**The data**:
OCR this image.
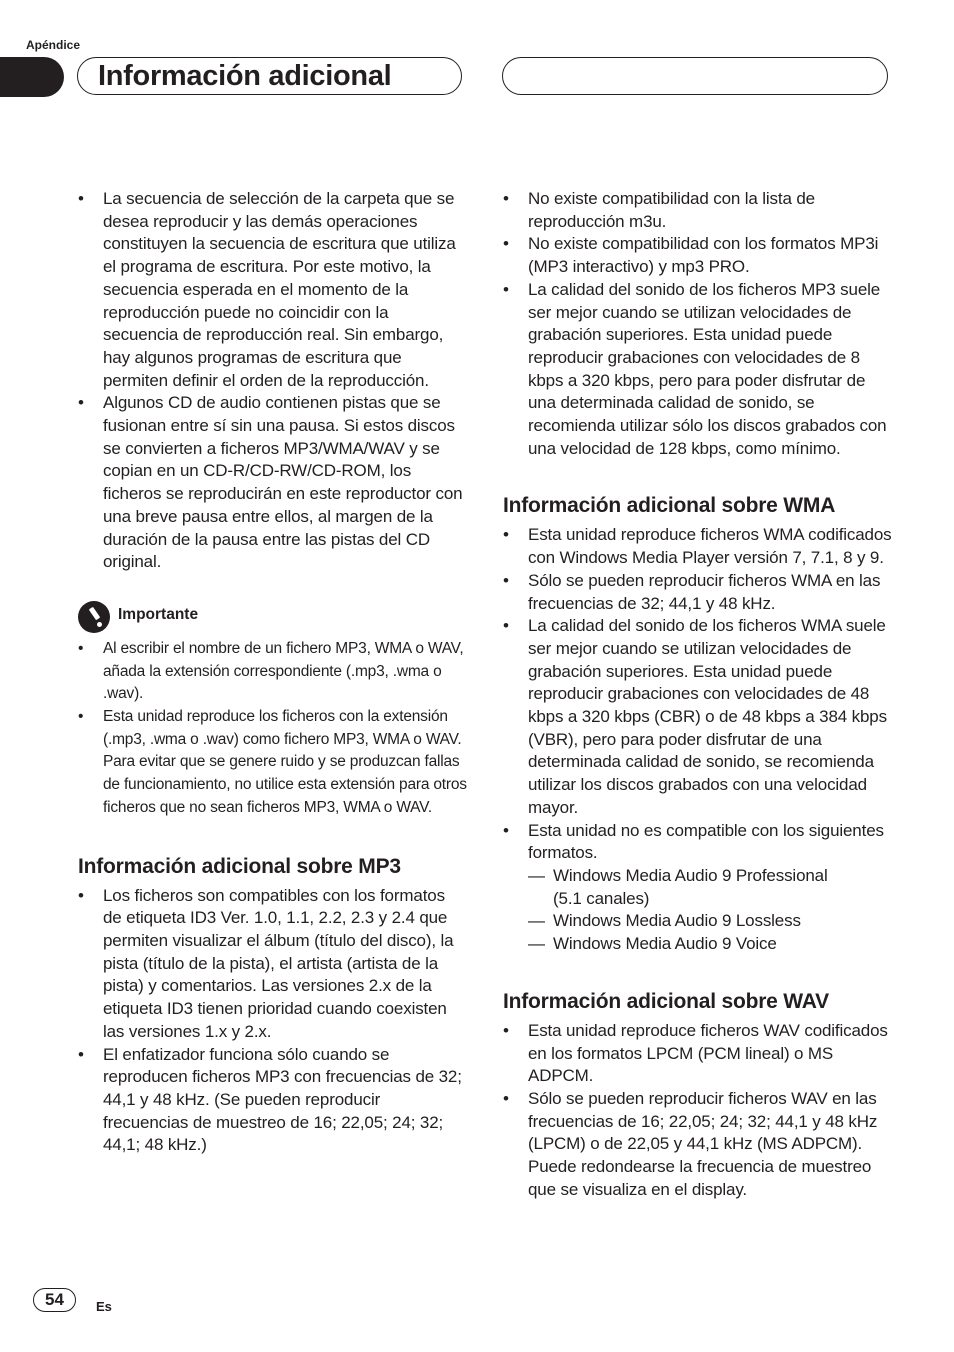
Apéndice
Información adicional
• La secuencia de selección de la carpeta que se desea reproducir y las demás operaciones constituyen la secuencia de escritura que utiliza el programa de escritura. Por este motivo, la secuencia esperada en el momento de la reproducción puede no coincidir con la secuencia de reproducción real. Sin embargo, hay algunos programas de escritura que permiten definir el orden de la reproducción.
• Algunos CD de audio contienen pistas que se fusionan entre sí sin una pausa. Si estos discos se convierten a ficheros MP3/WMA/WAV y se copian en un CD-R/CD-RW/CD-ROM, los ficheros se reproducirán en este reproductor con una breve pausa entre ellos, al margen de la duración de la pausa entre las pistas del CD original.
Importante
• Al escribir el nombre de un fichero MP3, WMA o WAV, añada la extensión correspondiente (.mp3, .wma o .wav).
• Esta unidad reproduce los ficheros con la extensión (.mp3, .wma o .wav) como fichero MP3, WMA o WAV. Para evitar que se genere ruido y se produzcan fallas de funcionamiento, no utilice esta extensión para otros ficheros que no sean ficheros MP3, WMA o WAV.
Información adicional sobre MP3
• Los ficheros son compatibles con los formatos de etiqueta ID3 Ver. 1.0, 1.1, 2.2, 2.3 y 2.4 que permiten visualizar el álbum (título del disco), la pista (título de la pista), el artista (artista de la pista) y comentarios. Las versiones 2.x de la etiqueta ID3 tienen prioridad cuando coexisten las versiones 1.x y 2.x.
• El enfatizador funciona sólo cuando se reproducen ficheros MP3 con frecuencias de 32; 44,1 y 48 kHz. (Se pueden reproducir frecuencias de muestreo de 16; 22,05; 24; 32; 44,1; 48 kHz.)
• No existe compatibilidad con la lista de reproducción m3u.
• No existe compatibilidad con los formatos MP3i (MP3 interactivo) y mp3 PRO.
• La calidad del sonido de los ficheros MP3 suele ser mejor cuando se utilizan velocidades de grabación superiores. Esta unidad puede reproducir grabaciones con velocidades de 8 kbps a 320 kbps, pero para poder disfrutar de una determinada calidad de sonido, se recomienda utilizar sólo los discos grabados con una velocidad de 128 kbps, como mínimo.
Información adicional sobre WMA
• Esta unidad reproduce ficheros WMA codificados con Windows Media Player versión 7, 7.1, 8 y 9.
• Sólo se pueden reproducir ficheros WMA en las frecuencias de 32; 44,1 y 48 kHz.
• La calidad del sonido de los ficheros WMA suele ser mejor cuando se utilizan velocidades de grabación superiores. Esta unidad puede reproducir grabaciones con velocidades de 48 kbps a 320 kbps (CBR) o de 48 kbps a 384 kbps (VBR), pero para poder disfrutar de una determinada calidad de sonido, se recomienda utilizar los discos grabados con una velocidad mayor.
• Esta unidad no es compatible con los siguientes formatos.
— Windows Media Audio 9 Professional
(5.1 canales)
— Windows Media Audio 9 Lossless
— Windows Media Audio 9 Voice
Información adicional sobre WAV
• Esta unidad reproduce ficheros WAV codificados en los formatos LPCM (PCM lineal) o MS ADPCM.
• Sólo se pueden reproducir ficheros WAV en las frecuencias de 16; 22,05; 24; 32; 44,1 y 48 kHz (LPCM) o de 22,05 y 44,1 kHz (MS ADPCM). Puede redondearse la frecuencia de muestreo que se visualiza en el display.
54	Es
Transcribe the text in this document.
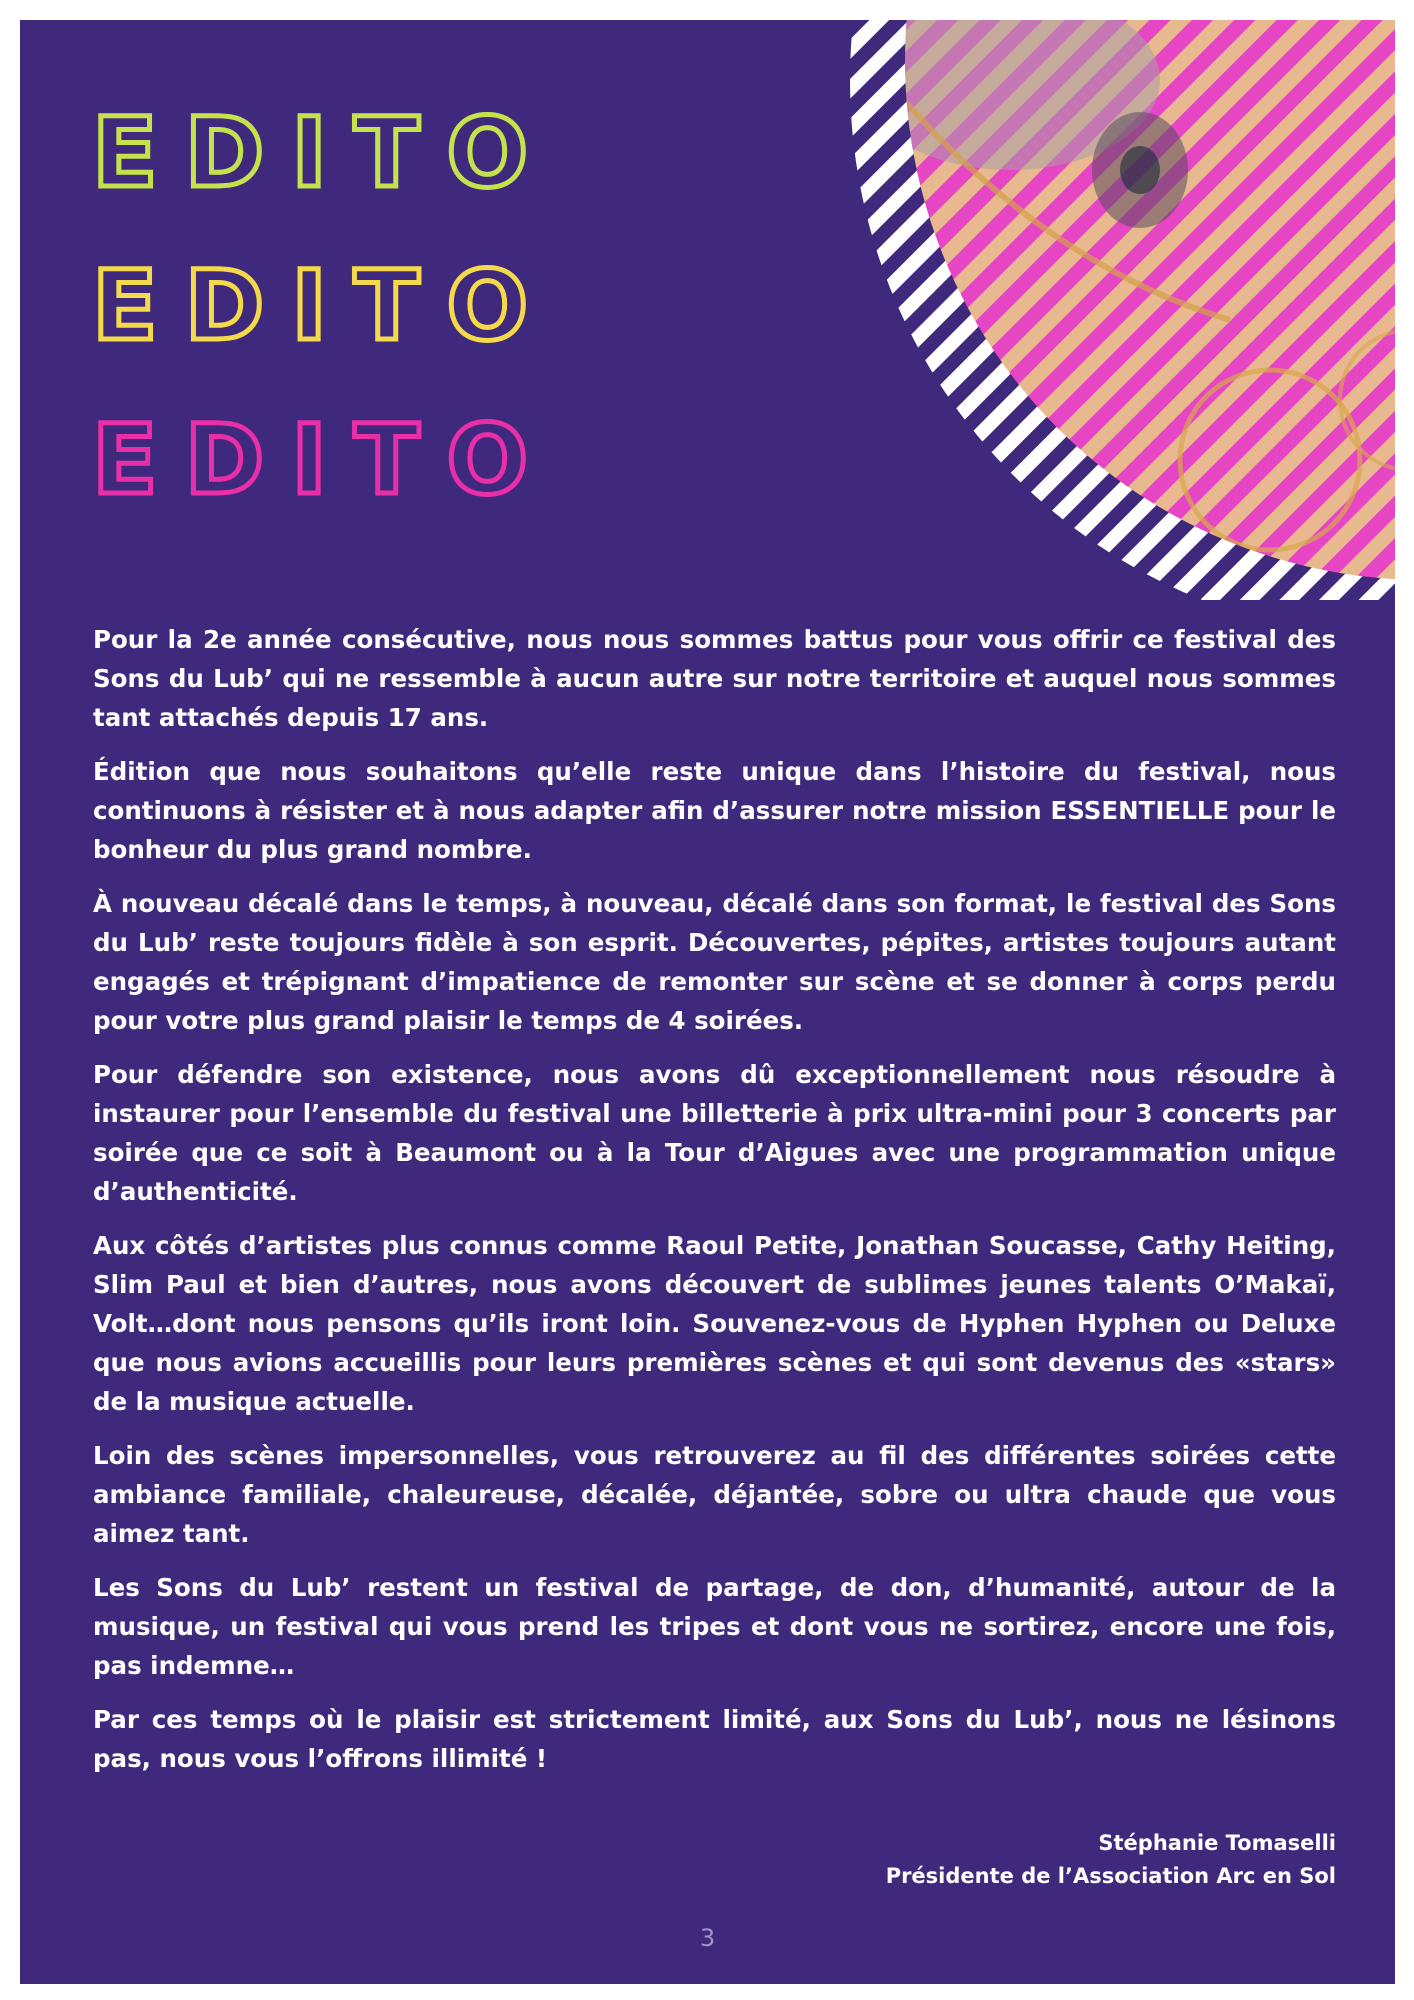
EDITO
EDITO
EDITO

Pour la 2e année consécutive, nous nous sommes battus pour vous offrir ce festival des Sons du Lub’ qui ne ressemble à aucun autre sur notre territoire et auquel nous sommes tant attachés depuis 17 ans.

Édition que nous souhaitons qu’elle reste unique dans l’histoire du festival, nous continuons à résister et à nous adapter afin d’assurer notre mission ESSENTIELLE pour le bonheur du plus grand nombre.

À nouveau décalé dans le temps, à nouveau, décalé dans son format, le festival des Sons du Lub’ reste toujours fidèle à son esprit. Découvertes, pépites, artistes toujours autant engagés et trépignant d’impatience de remonter sur scène et se donner à corps perdu pour votre plus grand plaisir le temps de 4 soirées.

Pour défendre son existence, nous avons dû exceptionnellement nous résoudre à instaurer pour l’ensemble du festival une billetterie à prix ultra-mini pour 3 concerts par soirée que ce soit à Beaumont ou à la Tour d’Aigues avec une programmation unique d’authenticité.

Aux côtés d’artistes plus connus comme Raoul Petite, Jonathan Soucasse, Cathy Heiting, Slim Paul et bien d’autres, nous avons découvert de sublimes jeunes talents O’Makaï, Volt…dont nous pensons qu’ils iront loin. Souvenez-vous de Hyphen Hyphen ou Deluxe que nous avions accueillis pour leurs premières scènes et qui sont devenus des «stars» de la musique actuelle.

Loin des scènes impersonnelles, vous retrouverez au fil des différentes soirées cette ambiance familiale, chaleureuse, décalée, déjantée, sobre ou ultra chaude que vous aimez tant.

Les Sons du Lub’ restent un festival de partage, de don, d’humanité, autour de la musique, un festival qui vous prend les tripes et dont vous ne sortirez, encore une fois, pas indemne…

Par ces temps où le plaisir est strictement limité, aux Sons du Lub’, nous ne lésinons pas, nous vous l’offrons illimité !

Stéphanie Tomaselli
Présidente de l’Association Arc en Sol
3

**What is needed**:
Output the line containing "Transcribe the text in this document." along with every line after it to the end of the material, exactly as written, but without pictures.

**Completed exercise**:
Transcribe the text in this document.
EDITO
EDITO
EDITO

Pour la 2e année consécutive, nous nous sommes battus pour vous offrir ce festival des Sons du Lub’ qui ne ressemble à aucun autre sur notre territoire et auquel nous sommes tant attachés depuis 17 ans.

Édition que nous souhaitons qu’elle reste unique dans l’histoire du festival, nous continuons à résister et à nous adapter afin d’assurer notre mission ESSENTIELLE pour le bonheur du plus grand nombre.

À nouveau décalé dans le temps, à nouveau, décalé dans son format, le festival des Sons du Lub’ reste toujours fidèle à son esprit. Découvertes, pépites, artistes toujours autant engagés et trépignant d’impatience de remonter sur scène et se donner à corps perdu pour votre plus grand plaisir le temps de 4 soirées.

Pour défendre son existence, nous avons dû exceptionnellement nous résoudre à instaurer pour l’ensemble du festival une billetterie à prix ultra-mini pour 3 concerts par soirée que ce soit à Beaumont ou à la Tour d’Aigues avec une programmation unique d’authenticité.

Aux côtés d’artistes plus connus comme Raoul Petite, Jonathan Soucasse, Cathy Heiting, Slim Paul et bien d’autres, nous avons découvert de sublimes jeunes talents O’Makaï, Volt…dont nous pensons qu’ils iront loin. Souvenez-vous de Hyphen Hyphen ou Deluxe que nous avions accueillis pour leurs premières scènes et qui sont devenus des «stars» de la musique actuelle.

Loin des scènes impersonnelles, vous retrouverez au fil des différentes soirées cette ambiance familiale, chaleureuse, décalée, déjantée, sobre ou ultra chaude que vous aimez tant.

Les Sons du Lub’ restent un festival de partage, de don, d’humanité, autour de la musique, un festival qui vous prend les tripes et dont vous ne sortirez, encore une fois, pas indemne…

Par ces temps où le plaisir est strictement limité, aux Sons du Lub’, nous ne lésinons pas, nous vous l’offrons illimité !

Stéphanie Tomaselli
Présidente de l’Association Arc en Sol
3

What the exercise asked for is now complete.